[TASK BRIEF]
Type the records out again in full, exactly.

[Data items]
--------------------------------------------------
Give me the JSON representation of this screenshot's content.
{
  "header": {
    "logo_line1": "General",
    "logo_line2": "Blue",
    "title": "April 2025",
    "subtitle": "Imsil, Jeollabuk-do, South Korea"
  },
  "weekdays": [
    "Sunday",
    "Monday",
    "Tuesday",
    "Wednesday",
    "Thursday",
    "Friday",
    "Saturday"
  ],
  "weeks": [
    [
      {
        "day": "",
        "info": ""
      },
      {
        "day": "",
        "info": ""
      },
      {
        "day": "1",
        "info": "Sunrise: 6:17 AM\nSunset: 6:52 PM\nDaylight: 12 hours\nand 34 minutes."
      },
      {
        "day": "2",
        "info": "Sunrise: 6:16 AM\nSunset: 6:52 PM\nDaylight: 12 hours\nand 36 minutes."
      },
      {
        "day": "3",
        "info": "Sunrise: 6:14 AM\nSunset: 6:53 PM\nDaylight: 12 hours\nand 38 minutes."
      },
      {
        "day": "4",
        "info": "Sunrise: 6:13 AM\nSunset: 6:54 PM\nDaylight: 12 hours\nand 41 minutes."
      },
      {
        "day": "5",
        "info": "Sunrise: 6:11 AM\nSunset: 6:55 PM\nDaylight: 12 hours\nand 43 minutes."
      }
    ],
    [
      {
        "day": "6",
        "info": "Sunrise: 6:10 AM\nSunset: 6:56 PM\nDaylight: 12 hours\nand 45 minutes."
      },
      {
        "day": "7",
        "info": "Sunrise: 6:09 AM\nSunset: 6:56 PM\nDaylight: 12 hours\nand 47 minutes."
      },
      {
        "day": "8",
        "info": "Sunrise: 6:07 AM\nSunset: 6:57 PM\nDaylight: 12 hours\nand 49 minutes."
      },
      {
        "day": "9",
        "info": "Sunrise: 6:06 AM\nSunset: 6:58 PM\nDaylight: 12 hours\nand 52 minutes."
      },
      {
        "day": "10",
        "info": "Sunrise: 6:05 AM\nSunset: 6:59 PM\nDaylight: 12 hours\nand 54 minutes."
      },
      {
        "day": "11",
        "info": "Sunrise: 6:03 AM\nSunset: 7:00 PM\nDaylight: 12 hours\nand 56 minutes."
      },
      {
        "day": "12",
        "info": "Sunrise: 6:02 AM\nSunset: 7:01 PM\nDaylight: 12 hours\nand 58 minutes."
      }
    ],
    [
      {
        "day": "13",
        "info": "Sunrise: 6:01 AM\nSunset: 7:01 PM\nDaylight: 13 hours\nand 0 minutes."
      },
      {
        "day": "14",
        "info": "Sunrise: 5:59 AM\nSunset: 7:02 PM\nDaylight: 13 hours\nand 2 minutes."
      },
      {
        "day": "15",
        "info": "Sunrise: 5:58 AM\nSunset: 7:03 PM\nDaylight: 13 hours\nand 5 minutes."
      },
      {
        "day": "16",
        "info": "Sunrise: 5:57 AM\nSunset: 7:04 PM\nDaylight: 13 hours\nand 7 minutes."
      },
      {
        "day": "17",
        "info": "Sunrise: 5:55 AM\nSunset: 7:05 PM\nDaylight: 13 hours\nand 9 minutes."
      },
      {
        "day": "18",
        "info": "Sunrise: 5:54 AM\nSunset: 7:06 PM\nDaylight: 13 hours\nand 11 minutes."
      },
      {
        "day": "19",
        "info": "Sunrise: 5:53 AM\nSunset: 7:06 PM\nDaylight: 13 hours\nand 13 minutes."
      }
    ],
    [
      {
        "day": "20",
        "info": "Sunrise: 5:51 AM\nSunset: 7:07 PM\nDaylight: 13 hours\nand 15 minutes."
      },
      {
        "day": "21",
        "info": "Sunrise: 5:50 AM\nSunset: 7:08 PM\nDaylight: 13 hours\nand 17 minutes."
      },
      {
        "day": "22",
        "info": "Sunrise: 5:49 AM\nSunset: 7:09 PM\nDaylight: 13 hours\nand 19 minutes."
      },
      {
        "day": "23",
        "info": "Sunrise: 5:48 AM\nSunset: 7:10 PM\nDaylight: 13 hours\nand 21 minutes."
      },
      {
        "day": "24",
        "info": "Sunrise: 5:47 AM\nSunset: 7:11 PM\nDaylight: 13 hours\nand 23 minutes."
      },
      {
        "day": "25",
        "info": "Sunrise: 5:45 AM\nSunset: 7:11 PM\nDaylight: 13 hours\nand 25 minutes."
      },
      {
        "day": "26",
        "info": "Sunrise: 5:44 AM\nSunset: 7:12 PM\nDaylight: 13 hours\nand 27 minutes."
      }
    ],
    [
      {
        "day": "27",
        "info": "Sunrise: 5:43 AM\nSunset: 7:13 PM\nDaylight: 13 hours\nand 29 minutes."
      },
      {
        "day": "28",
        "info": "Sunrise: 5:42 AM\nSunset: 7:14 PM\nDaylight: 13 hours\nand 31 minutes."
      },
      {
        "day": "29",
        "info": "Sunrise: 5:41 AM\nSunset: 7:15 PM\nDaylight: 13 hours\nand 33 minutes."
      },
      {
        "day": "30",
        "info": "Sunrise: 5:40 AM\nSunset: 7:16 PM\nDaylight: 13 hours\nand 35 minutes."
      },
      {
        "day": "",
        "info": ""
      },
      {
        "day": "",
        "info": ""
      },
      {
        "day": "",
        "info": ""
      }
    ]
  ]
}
--------------------------------------------------
[RESULT OF THIS EXERCISE]
Give me the JSON representation of this screenshot's content.
{
  "header": {
    "logo_line1": "General",
    "logo_line2": "Blue",
    "title": "April 2025",
    "subtitle": "Imsil, Jeollabuk-do, South Korea"
  },
  "weekdays": [
    "Sunday",
    "Monday",
    "Tuesday",
    "Wednesday",
    "Thursday",
    "Friday",
    "Saturday"
  ],
  "weeks": [
    [
      {
        "day": "",
        "info": ""
      },
      {
        "day": "",
        "info": ""
      },
      {
        "day": "1",
        "info": "Sunrise: 6:17 AM\nSunset: 6:52 PM\nDaylight: 12 hours\nand 34 minutes."
      },
      {
        "day": "2",
        "info": "Sunrise: 6:16 AM\nSunset: 6:52 PM\nDaylight: 12 hours\nand 36 minutes."
      },
      {
        "day": "3",
        "info": "Sunrise: 6:14 AM\nSunset: 6:53 PM\nDaylight: 12 hours\nand 38 minutes."
      },
      {
        "day": "4",
        "info": "Sunrise: 6:13 AM\nSunset: 6:54 PM\nDaylight: 12 hours\nand 41 minutes."
      },
      {
        "day": "5",
        "info": "Sunrise: 6:11 AM\nSunset: 6:55 PM\nDaylight: 12 hours\nand 43 minutes."
      }
    ],
    [
      {
        "day": "6",
        "info": "Sunrise: 6:10 AM\nSunset: 6:56 PM\nDaylight: 12 hours\nand 45 minutes."
      },
      {
        "day": "7",
        "info": "Sunrise: 6:09 AM\nSunset: 6:56 PM\nDaylight: 12 hours\nand 47 minutes."
      },
      {
        "day": "8",
        "info": "Sunrise: 6:07 AM\nSunset: 6:57 PM\nDaylight: 12 hours\nand 49 minutes."
      },
      {
        "day": "9",
        "info": "Sunrise: 6:06 AM\nSunset: 6:58 PM\nDaylight: 12 hours\nand 52 minutes."
      },
      {
        "day": "10",
        "info": "Sunrise: 6:05 AM\nSunset: 6:59 PM\nDaylight: 12 hours\nand 54 minutes."
      },
      {
        "day": "11",
        "info": "Sunrise: 6:03 AM\nSunset: 7:00 PM\nDaylight: 12 hours\nand 56 minutes."
      },
      {
        "day": "12",
        "info": "Sunrise: 6:02 AM\nSunset: 7:01 PM\nDaylight: 12 hours\nand 58 minutes."
      }
    ],
    [
      {
        "day": "13",
        "info": "Sunrise: 6:01 AM\nSunset: 7:01 PM\nDaylight: 13 hours\nand 0 minutes."
      },
      {
        "day": "14",
        "info": "Sunrise: 5:59 AM\nSunset: 7:02 PM\nDaylight: 13 hours\nand 2 minutes."
      },
      {
        "day": "15",
        "info": "Sunrise: 5:58 AM\nSunset: 7:03 PM\nDaylight: 13 hours\nand 5 minutes."
      },
      {
        "day": "16",
        "info": "Sunrise: 5:57 AM\nSunset: 7:04 PM\nDaylight: 13 hours\nand 7 minutes."
      },
      {
        "day": "17",
        "info": "Sunrise: 5:55 AM\nSunset: 7:05 PM\nDaylight: 13 hours\nand 9 minutes."
      },
      {
        "day": "18",
        "info": "Sunrise: 5:54 AM\nSunset: 7:06 PM\nDaylight: 13 hours\nand 11 minutes."
      },
      {
        "day": "19",
        "info": "Sunrise: 5:53 AM\nSunset: 7:06 PM\nDaylight: 13 hours\nand 13 minutes."
      }
    ],
    [
      {
        "day": "20",
        "info": "Sunrise: 5:51 AM\nSunset: 7:07 PM\nDaylight: 13 hours\nand 15 minutes."
      },
      {
        "day": "21",
        "info": "Sunrise: 5:50 AM\nSunset: 7:08 PM\nDaylight: 13 hours\nand 17 minutes."
      },
      {
        "day": "22",
        "info": "Sunrise: 5:49 AM\nSunset: 7:09 PM\nDaylight: 13 hours\nand 19 minutes."
      },
      {
        "day": "23",
        "info": "Sunrise: 5:48 AM\nSunset: 7:10 PM\nDaylight: 13 hours\nand 21 minutes."
      },
      {
        "day": "24",
        "info": "Sunrise: 5:47 AM\nSunset: 7:11 PM\nDaylight: 13 hours\nand 23 minutes."
      },
      {
        "day": "25",
        "info": "Sunrise: 5:45 AM\nSunset: 7:11 PM\nDaylight: 13 hours\nand 25 minutes."
      },
      {
        "day": "26",
        "info": "Sunrise: 5:44 AM\nSunset: 7:12 PM\nDaylight: 13 hours\nand 27 minutes."
      }
    ],
    [
      {
        "day": "27",
        "info": "Sunrise: 5:43 AM\nSunset: 7:13 PM\nDaylight: 13 hours\nand 29 minutes."
      },
      {
        "day": "28",
        "info": "Sunrise: 5:42 AM\nSunset: 7:14 PM\nDaylight: 13 hours\nand 31 minutes."
      },
      {
        "day": "29",
        "info": "Sunrise: 5:41 AM\nSunset: 7:15 PM\nDaylight: 13 hours\nand 33 minutes."
      },
      {
        "day": "30",
        "info": "Sunrise: 5:40 AM\nSunset: 7:16 PM\nDaylight: 13 hours\nand 35 minutes."
      },
      {
        "day": "",
        "info": ""
      },
      {
        "day": "",
        "info": ""
      },
      {
        "day": "",
        "info": ""
      }
    ]
  ]
}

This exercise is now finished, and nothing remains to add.